= DATA RECORDS =
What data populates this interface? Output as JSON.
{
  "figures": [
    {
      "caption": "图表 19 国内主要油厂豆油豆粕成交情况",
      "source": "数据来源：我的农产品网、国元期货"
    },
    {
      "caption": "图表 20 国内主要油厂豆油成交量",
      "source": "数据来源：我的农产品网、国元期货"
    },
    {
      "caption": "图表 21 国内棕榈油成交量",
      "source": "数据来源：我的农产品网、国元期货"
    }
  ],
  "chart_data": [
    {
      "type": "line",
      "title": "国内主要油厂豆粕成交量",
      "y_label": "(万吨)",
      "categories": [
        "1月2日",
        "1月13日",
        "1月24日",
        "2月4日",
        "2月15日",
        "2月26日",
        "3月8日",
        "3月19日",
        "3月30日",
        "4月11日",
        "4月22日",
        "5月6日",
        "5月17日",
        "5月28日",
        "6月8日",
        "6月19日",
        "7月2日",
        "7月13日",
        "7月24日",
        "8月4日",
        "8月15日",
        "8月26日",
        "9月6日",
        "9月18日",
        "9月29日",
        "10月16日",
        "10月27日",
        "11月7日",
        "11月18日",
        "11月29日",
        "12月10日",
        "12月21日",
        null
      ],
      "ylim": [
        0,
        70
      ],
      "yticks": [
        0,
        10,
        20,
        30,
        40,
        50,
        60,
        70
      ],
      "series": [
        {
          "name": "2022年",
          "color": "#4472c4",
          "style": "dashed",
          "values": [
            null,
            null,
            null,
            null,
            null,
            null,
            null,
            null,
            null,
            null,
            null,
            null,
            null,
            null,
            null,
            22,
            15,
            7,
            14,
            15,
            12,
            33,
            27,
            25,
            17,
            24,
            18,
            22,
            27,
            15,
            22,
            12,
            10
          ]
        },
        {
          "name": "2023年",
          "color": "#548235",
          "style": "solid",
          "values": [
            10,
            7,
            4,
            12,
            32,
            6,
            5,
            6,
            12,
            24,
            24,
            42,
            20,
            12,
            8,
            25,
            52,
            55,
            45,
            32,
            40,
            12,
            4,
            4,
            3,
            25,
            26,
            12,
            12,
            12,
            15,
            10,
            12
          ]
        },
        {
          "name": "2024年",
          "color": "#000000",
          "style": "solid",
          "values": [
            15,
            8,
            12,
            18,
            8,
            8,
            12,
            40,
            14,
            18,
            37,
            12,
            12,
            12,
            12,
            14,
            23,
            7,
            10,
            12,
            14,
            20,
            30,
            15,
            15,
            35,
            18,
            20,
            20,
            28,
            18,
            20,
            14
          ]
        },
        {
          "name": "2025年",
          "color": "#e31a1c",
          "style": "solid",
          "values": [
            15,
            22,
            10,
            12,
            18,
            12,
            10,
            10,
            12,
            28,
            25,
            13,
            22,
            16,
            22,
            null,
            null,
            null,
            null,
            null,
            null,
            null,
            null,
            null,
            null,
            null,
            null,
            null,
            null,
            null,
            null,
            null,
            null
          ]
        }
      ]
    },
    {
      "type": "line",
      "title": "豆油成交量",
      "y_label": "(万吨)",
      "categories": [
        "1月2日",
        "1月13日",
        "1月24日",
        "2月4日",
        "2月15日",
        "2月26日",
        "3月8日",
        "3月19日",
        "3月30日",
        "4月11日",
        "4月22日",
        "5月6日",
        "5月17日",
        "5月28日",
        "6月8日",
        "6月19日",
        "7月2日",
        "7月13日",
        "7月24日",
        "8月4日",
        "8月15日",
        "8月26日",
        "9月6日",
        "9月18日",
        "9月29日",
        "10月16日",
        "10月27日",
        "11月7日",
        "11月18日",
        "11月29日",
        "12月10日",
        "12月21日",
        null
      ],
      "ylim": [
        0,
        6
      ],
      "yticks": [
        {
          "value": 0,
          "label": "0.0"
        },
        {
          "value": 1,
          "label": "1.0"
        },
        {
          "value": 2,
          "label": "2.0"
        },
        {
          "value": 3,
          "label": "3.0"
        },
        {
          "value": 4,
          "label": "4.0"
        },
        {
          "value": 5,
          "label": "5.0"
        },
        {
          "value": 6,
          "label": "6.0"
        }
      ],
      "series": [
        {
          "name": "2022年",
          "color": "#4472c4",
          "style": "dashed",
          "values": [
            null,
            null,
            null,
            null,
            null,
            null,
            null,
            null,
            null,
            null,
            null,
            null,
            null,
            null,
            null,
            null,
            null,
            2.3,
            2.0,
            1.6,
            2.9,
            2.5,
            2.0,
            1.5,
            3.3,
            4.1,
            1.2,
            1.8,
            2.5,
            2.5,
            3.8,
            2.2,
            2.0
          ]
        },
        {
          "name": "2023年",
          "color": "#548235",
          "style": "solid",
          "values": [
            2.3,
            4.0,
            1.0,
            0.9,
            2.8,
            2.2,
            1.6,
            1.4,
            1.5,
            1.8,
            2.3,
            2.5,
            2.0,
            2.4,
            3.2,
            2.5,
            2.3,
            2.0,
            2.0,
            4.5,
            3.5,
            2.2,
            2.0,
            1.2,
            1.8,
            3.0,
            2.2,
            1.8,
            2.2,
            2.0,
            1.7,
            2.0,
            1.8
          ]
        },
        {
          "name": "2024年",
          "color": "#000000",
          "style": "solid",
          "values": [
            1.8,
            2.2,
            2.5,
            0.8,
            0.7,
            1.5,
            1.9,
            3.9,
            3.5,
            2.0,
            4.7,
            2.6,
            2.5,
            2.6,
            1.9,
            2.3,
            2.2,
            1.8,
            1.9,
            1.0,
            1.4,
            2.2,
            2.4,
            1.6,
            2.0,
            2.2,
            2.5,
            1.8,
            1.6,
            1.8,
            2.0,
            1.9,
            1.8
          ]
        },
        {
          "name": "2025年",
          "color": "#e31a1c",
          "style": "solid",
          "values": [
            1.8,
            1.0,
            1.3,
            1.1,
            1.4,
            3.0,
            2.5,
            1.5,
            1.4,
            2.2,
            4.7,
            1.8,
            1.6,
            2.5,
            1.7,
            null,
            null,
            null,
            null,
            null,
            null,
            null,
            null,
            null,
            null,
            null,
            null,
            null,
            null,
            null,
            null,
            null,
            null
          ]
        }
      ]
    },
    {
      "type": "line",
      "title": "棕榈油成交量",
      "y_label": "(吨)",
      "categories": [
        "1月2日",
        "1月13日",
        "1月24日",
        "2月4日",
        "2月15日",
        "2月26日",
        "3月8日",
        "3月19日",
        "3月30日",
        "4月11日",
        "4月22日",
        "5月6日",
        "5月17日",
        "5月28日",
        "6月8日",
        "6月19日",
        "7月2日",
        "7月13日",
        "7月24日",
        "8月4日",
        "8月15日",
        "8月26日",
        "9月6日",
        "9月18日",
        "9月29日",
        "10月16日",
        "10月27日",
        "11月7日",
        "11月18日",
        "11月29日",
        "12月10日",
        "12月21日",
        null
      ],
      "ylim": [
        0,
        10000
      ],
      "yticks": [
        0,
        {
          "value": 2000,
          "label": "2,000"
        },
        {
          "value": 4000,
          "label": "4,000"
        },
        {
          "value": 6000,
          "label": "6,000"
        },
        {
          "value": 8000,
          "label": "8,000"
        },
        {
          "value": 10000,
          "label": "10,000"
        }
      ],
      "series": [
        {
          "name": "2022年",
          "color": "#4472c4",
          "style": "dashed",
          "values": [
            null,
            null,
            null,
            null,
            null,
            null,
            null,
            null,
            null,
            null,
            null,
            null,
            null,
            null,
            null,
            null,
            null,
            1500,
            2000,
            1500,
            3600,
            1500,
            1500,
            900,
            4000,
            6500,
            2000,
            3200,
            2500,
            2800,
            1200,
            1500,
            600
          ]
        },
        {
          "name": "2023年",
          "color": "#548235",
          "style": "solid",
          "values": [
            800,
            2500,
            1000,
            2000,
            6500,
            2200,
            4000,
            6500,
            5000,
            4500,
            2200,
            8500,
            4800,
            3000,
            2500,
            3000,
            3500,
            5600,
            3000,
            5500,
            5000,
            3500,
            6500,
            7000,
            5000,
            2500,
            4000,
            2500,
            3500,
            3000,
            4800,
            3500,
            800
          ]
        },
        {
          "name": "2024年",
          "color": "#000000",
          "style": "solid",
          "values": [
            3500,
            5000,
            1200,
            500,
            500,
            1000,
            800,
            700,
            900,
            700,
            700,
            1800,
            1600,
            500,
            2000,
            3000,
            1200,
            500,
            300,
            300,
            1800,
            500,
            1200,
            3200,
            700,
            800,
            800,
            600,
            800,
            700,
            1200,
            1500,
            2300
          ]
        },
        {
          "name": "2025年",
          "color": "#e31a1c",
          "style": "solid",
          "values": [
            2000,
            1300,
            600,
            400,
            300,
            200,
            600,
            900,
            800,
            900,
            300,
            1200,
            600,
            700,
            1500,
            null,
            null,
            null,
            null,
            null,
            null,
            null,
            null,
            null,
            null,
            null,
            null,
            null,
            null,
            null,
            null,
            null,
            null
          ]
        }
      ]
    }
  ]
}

= DIRECTIONS =
Identify the lines in the records above that contain the word "caption", then state how many there are and nothing more.

= WRITTEN SOLUTION =
3